Book Looks are mini reviews where I attempt to review books I have read in one of two formats, inspired by two lovely lady bloggers.
The first format inspired by Kate's Book Views at the Neverending Shelf attempts to review books in 75 words.
The second format was inspired by Staci's Six Sentence Saturday reviews (gotta love the alliteration) at Life in a Thumb. In this format like Staci, I will expresses my thoughts on a book using only six sentences.
The Red Umbrella by Christina Diaz Gonzalez
(six sentence review)
In 1961, two years after the Communist revolution, Lucía Álvarez still leads a carefree life, dreaming of parties and her first crush. But when the soldiers come to her sleepy Cuban town, everything begins to change. Freedoms are stripped away. Neighbors disappear. Her friends feel like strangers. And her family is being watched. As the revolution's impact becomes more oppressive, Lucía's parents make the heart-wrenching decision to send her and her little brother to the United States—on their own.Suddenly plunked down in Nebraska with well-meaning strangers, Lucía struggles to adapt to a new country, a new language, a new way of life. But what of her old life? Will she ever see her home or her parents again? And if she does, will she still be the same girl?
The Red Umbrella is a historical fiction coming-of-age story about a young girl whose life if forever changed because of the political upheaval at the start of the Cuban revolution in 1961. Through Lucia’s innocent eyes, I gained insight into some of the major changes that greatly affected, not only adults, but Cuban youths including the youth camps where Lucia’s best friend, Ivette, and others become indoctrinated with Castro’s communistic propaganda. I found Lucia to be a very credible narrator because her world is focused on fashion and boys not her parent’s concern for the family’s safety until she sees for herself the brutality of the regime’s answer to those who resist. Forced to leave Cuba without her parents, Lucia describes adjusting to life in America: learning the language, dealing with the loneliness of living with strangers, and fitting in with American teens. Gonzalez captures the essences of Lucia’s struggles through her realistic dialogue and thoughts, and I found the headlines placed at the beginning of each chapter provided an authentic feel to the story. The Red Umbrella is a poignant story that shows that a home is not a place or a country, but people and the love they have for each other.
________________________________________
▸ Work to complete:
1 – Extract the passage of the book review from "Book Looks are" to "(six sentence review)".
2 – Rewrite the records from their first line to the line with "- total-value: 24,804,769: [185, 598, 315, 628]", changing "bounding box" to "bounding rectangle" and leaving everything else as it is.
________________________________________
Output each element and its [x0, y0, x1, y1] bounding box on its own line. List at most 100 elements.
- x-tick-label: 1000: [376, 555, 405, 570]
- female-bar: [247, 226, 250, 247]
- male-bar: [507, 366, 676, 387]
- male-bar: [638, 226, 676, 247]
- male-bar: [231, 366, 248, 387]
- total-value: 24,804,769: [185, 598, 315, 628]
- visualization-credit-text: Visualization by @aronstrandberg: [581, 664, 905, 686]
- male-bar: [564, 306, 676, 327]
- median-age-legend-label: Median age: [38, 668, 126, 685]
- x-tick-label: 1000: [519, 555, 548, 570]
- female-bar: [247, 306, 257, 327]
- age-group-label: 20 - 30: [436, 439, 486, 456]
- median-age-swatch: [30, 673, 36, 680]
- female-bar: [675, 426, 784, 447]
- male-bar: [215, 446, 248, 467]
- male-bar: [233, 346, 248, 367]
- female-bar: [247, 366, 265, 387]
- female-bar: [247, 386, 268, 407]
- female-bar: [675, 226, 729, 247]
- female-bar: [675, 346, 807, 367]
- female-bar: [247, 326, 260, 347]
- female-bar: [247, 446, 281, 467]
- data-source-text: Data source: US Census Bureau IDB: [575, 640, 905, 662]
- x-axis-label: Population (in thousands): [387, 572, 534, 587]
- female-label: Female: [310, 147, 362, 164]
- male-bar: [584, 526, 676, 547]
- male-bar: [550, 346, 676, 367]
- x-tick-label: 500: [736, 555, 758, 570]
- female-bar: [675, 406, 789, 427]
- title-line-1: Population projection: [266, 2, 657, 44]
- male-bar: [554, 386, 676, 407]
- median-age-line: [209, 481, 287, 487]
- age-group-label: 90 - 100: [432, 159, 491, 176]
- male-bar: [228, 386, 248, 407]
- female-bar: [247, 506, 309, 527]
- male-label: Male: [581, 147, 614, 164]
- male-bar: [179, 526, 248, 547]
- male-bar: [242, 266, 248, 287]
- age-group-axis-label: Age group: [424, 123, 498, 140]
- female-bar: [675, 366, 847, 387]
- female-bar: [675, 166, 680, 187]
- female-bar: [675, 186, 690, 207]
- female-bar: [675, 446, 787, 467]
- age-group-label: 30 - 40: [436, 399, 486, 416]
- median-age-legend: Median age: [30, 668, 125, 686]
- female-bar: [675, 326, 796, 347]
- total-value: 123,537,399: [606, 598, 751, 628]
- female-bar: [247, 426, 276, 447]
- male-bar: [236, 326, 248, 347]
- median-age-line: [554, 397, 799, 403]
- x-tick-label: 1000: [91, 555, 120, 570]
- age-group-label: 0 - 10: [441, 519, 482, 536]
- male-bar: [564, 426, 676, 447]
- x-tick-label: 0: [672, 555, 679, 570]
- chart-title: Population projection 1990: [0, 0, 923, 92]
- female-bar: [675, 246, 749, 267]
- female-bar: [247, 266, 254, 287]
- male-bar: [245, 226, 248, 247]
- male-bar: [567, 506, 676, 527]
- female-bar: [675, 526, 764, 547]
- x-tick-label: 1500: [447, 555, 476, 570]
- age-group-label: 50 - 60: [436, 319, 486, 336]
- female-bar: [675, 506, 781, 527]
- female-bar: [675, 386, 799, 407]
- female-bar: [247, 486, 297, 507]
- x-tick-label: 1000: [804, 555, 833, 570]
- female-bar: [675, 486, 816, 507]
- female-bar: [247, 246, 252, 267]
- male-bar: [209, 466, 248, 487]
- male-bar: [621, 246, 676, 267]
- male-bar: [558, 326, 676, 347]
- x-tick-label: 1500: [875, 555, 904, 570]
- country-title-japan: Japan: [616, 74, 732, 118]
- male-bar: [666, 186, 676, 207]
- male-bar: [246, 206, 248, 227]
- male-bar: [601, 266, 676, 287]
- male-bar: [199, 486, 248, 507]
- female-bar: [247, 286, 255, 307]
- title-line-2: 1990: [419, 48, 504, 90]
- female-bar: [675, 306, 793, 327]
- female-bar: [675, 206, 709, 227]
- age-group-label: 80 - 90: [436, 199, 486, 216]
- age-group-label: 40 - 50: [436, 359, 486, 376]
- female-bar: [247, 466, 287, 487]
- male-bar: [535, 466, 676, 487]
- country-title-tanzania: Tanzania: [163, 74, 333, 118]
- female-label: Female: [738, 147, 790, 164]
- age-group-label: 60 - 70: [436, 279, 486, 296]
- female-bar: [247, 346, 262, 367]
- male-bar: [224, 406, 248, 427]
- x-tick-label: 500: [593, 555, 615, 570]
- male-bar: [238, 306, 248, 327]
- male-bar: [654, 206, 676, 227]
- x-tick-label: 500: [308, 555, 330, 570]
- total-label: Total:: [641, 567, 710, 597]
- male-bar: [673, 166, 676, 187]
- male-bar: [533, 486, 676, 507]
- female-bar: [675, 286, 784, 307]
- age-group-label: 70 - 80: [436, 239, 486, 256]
________________________________________
▸ Expected answers:
1 –
Book Looks are mini reviews where I attempt to review books I have read in one of two formats, inspired by two lovely lady bloggers.
The first format inspired by Kate's Book Views at the Neverending Shelf attempts to review books in 75 words.
The second format was inspired by Staci's Six Sentence Saturday reviews (gotta love the alliteration) at Life in a Thumb. In this format like Staci, I will expresses my thoughts on a book using only six sentences.
The Red Umbrella by Christina Diaz Gonzalez
(six sentence review)

2 –
Output each element and its [x0, y0, x1, y1] bounding rectangle on its own line. List at most 100 elements.
- x-tick-label: 1000: [376, 555, 405, 570]
- female-bar: [247, 226, 250, 247]
- male-bar: [507, 366, 676, 387]
- male-bar: [638, 226, 676, 247]
- male-bar: [231, 366, 248, 387]
- total-value: 24,804,769: [185, 598, 315, 628]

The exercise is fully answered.